> _GOAL_: Repeat, word for word, every line from the line holding "Read the values" through the final line of the entries below. Skip all pictures.

Data items:
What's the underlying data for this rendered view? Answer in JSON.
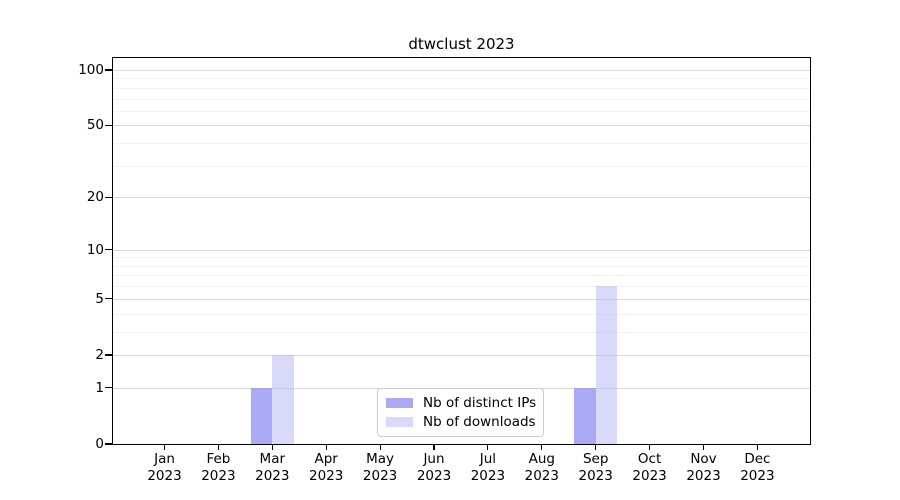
{
  "chart_data": {
    "type": "bar",
    "title": "dtwclust 2023",
    "categories": [
      "Jan 2023",
      "Feb 2023",
      "Mar 2023",
      "Apr 2023",
      "May 2023",
      "Jun 2023",
      "Jul 2023",
      "Aug 2023",
      "Sep 2023",
      "Oct 2023",
      "Nov 2023",
      "Dec 2023"
    ],
    "series": [
      {
        "name": "Nb of distinct IPs",
        "color": "#a9a9f6",
        "fill": "rgba(148,148,244,0.8)",
        "values": [
          0,
          0,
          1,
          0,
          0,
          0,
          0,
          0,
          1,
          0,
          0,
          0
        ]
      },
      {
        "name": "Nb of downloads",
        "color": "#d9d9f9",
        "fill": "rgba(179,179,243,0.5)",
        "values": [
          0,
          0,
          2,
          0,
          0,
          0,
          0,
          0,
          6,
          0,
          0,
          0
        ]
      }
    ],
    "xlabel": "",
    "ylabel": "",
    "y_axis": {
      "scale": "log1p",
      "ticks": [
        0,
        1,
        2,
        5,
        10,
        20,
        50,
        100
      ],
      "minor_gridlines": [
        3,
        4,
        6,
        7,
        8,
        9,
        30,
        40,
        60,
        70,
        80,
        90
      ],
      "range": [
        0,
        116
      ]
    },
    "grid": "on",
    "legend_position": "lower center",
    "colors": {
      "background": "#ffffff",
      "axis": "#000000",
      "major_grid": "#d9d9d9",
      "minor_grid": "#f1f1f1"
    }
  }
}
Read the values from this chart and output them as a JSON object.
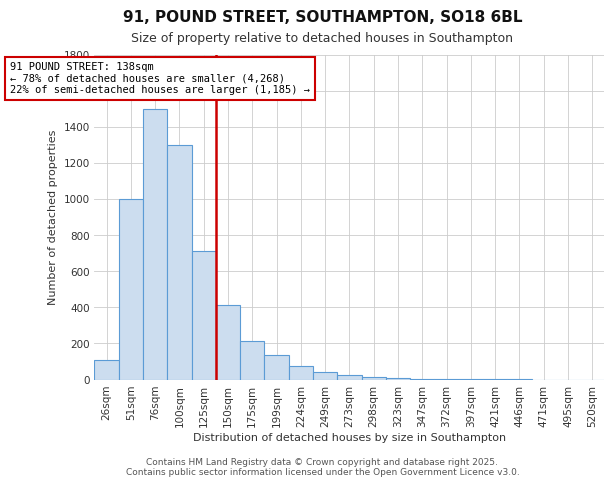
{
  "title": "91, POUND STREET, SOUTHAMPTON, SO18 6BL",
  "subtitle": "Size of property relative to detached houses in Southampton",
  "xlabel": "Distribution of detached houses by size in Southampton",
  "ylabel": "Number of detached properties",
  "bar_labels": [
    "26sqm",
    "51sqm",
    "76sqm",
    "100sqm",
    "125sqm",
    "150sqm",
    "175sqm",
    "199sqm",
    "224sqm",
    "249sqm",
    "273sqm",
    "298sqm",
    "323sqm",
    "347sqm",
    "372sqm",
    "397sqm",
    "421sqm",
    "446sqm",
    "471sqm",
    "495sqm",
    "520sqm"
  ],
  "bar_values": [
    110,
    1000,
    1500,
    1300,
    710,
    415,
    215,
    135,
    75,
    40,
    25,
    12,
    8,
    5,
    3,
    2,
    1,
    1,
    0,
    0,
    0
  ],
  "bar_color": "#ccddef",
  "bar_edge_color": "#5b9bd5",
  "vline_x": 4.5,
  "vline_color": "#cc0000",
  "annotation_line1": "91 POUND STREET: 138sqm",
  "annotation_line2": "← 78% of detached houses are smaller (4,268)",
  "annotation_line3": "22% of semi-detached houses are larger (1,185) →",
  "box_color": "white",
  "box_edge_color": "#cc0000",
  "ylim": [
    0,
    1800
  ],
  "yticks": [
    0,
    200,
    400,
    600,
    800,
    1000,
    1200,
    1400,
    1600,
    1800
  ],
  "footer1": "Contains HM Land Registry data © Crown copyright and database right 2025.",
  "footer2": "Contains public sector information licensed under the Open Government Licence v3.0.",
  "bg_color": "white",
  "grid_color": "#cccccc",
  "title_fontsize": 11,
  "subtitle_fontsize": 9,
  "axis_label_fontsize": 8,
  "tick_fontsize": 7.5,
  "footer_fontsize": 6.5
}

> _FULL RESPONSE_:
Read the values from this chart and output them as a JSON object.
{
  "title": "91, POUND STREET, SOUTHAMPTON, SO18 6BL",
  "subtitle": "Size of property relative to detached houses in Southampton",
  "xlabel": "Distribution of detached houses by size in Southampton",
  "ylabel": "Number of detached properties",
  "bar_labels": [
    "26sqm",
    "51sqm",
    "76sqm",
    "100sqm",
    "125sqm",
    "150sqm",
    "175sqm",
    "199sqm",
    "224sqm",
    "249sqm",
    "273sqm",
    "298sqm",
    "323sqm",
    "347sqm",
    "372sqm",
    "397sqm",
    "421sqm",
    "446sqm",
    "471sqm",
    "495sqm",
    "520sqm"
  ],
  "bar_values": [
    110,
    1000,
    1500,
    1300,
    710,
    415,
    215,
    135,
    75,
    40,
    25,
    12,
    8,
    5,
    3,
    2,
    1,
    1,
    0,
    0,
    0
  ],
  "bar_color": "#ccddef",
  "bar_edge_color": "#5b9bd5",
  "vline_x": 4.5,
  "vline_color": "#cc0000",
  "annotation_line1": "91 POUND STREET: 138sqm",
  "annotation_line2": "← 78% of detached houses are smaller (4,268)",
  "annotation_line3": "22% of semi-detached houses are larger (1,185) →",
  "box_color": "white",
  "box_edge_color": "#cc0000",
  "ylim": [
    0,
    1800
  ],
  "yticks": [
    0,
    200,
    400,
    600,
    800,
    1000,
    1200,
    1400,
    1600,
    1800
  ],
  "footer1": "Contains HM Land Registry data © Crown copyright and database right 2025.",
  "footer2": "Contains public sector information licensed under the Open Government Licence v3.0.",
  "bg_color": "white",
  "grid_color": "#cccccc",
  "title_fontsize": 11,
  "subtitle_fontsize": 9,
  "axis_label_fontsize": 8,
  "tick_fontsize": 7.5,
  "footer_fontsize": 6.5
}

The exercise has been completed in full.